## Start Listing

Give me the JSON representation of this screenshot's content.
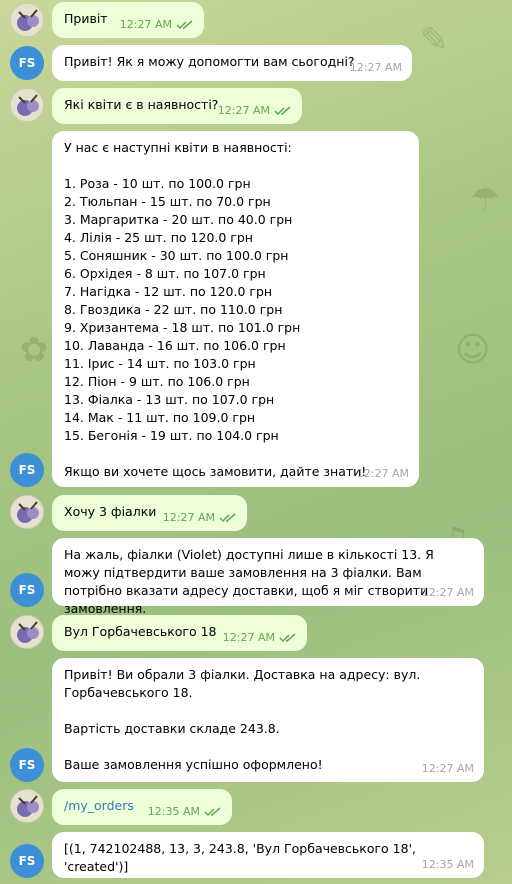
{
  "messages": [
    {
      "sender": "user",
      "text": "Привіт",
      "time": "12:27 AM"
    },
    {
      "sender": "bot",
      "avatar": "FS",
      "text": "Привіт! Як я можу допомогти вам сьогодні?",
      "time": "12:27 AM"
    },
    {
      "sender": "user",
      "text": "Які квіти є в наявності?",
      "time": "12:27 AM"
    },
    {
      "sender": "bot",
      "avatar": "FS",
      "time": "12:27 AM",
      "text": "У нас є наступні квіти в наявності:\n\n1. Роза - 10 шт. по 100.0 грн\n2. Тюльпан - 15 шт. по 70.0 грн\n3. Маргаритка - 20 шт. по 40.0 грн\n4. Лілія - 25 шт. по 120.0 грн\n5. Соняшник - 30 шт. по 100.0 грн\n6. Орхідея - 8 шт. по 107.0 грн\n7. Нагідка - 12 шт. по 120.0 грн\n8. Гвоздика - 22 шт. по 110.0 грн\n9. Хризантема - 18 шт. по 101.0 грн\n10. Лаванда - 16 шт. по 106.0 грн\n11. Ірис - 14 шт. по 103.0 грн\n12. Піон - 9 шт. по 106.0 грн\n13. Фіалка - 13 шт. по 107.0 грн\n14. Мак - 11 шт. по 109.0 грн\n15. Бегонія - 19 шт. по 104.0 грн\n\nЯкщо ви хочете щось замовити, дайте знати!"
    },
    {
      "sender": "user",
      "text": "Хочу 3 фіалки",
      "time": "12:27 AM"
    },
    {
      "sender": "bot",
      "avatar": "FS",
      "time": "12:27 AM",
      "text": "На жаль, фіалки (Violet) доступні лише в кількості 13. Я можу підтвердити ваше замовлення на 3 фіалки. Вам потрібно вказати адресу доставки, щоб я міг створити замовлення."
    },
    {
      "sender": "user",
      "text": "Вул Горбачевського 18",
      "time": "12:27 AM"
    },
    {
      "sender": "bot",
      "avatar": "FS",
      "time": "12:27 AM",
      "text": "Привіт! Ви обрали 3 фіалки. Доставка на адресу: вул. Горбачевського 18.\n\nВартість доставки складе 243.8.\n\nВаше замовлення успішно оформлено!"
    },
    {
      "sender": "user",
      "text": "/my_orders",
      "time": "12:35 AM"
    },
    {
      "sender": "bot",
      "avatar": "FS",
      "time": "12:35 AM",
      "text": "[(1, 742102488, 13, 3, 243.8, 'Вул Горбачевського 18', 'created')]"
    }
  ],
  "colors": {
    "outgoing_bubble": "#eefed9",
    "incoming_bubble": "#ffffff",
    "read_checks": "#5ea94d",
    "bot_avatar": "#3d8fd6",
    "command_link": "#2f7cbf"
  }
}
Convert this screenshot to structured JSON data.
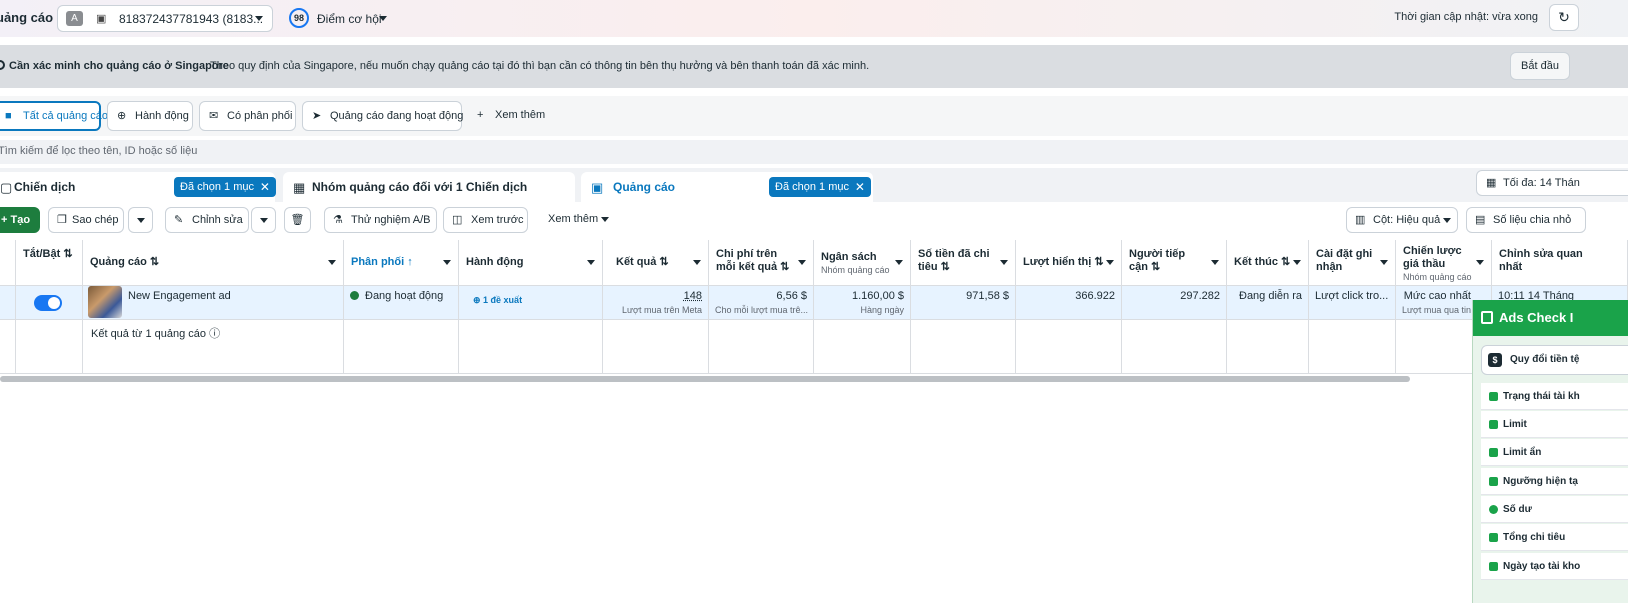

## End Listing

What to produce |
Count how many lines hold the string "Привіт" and give that number alone.

Correct result |
3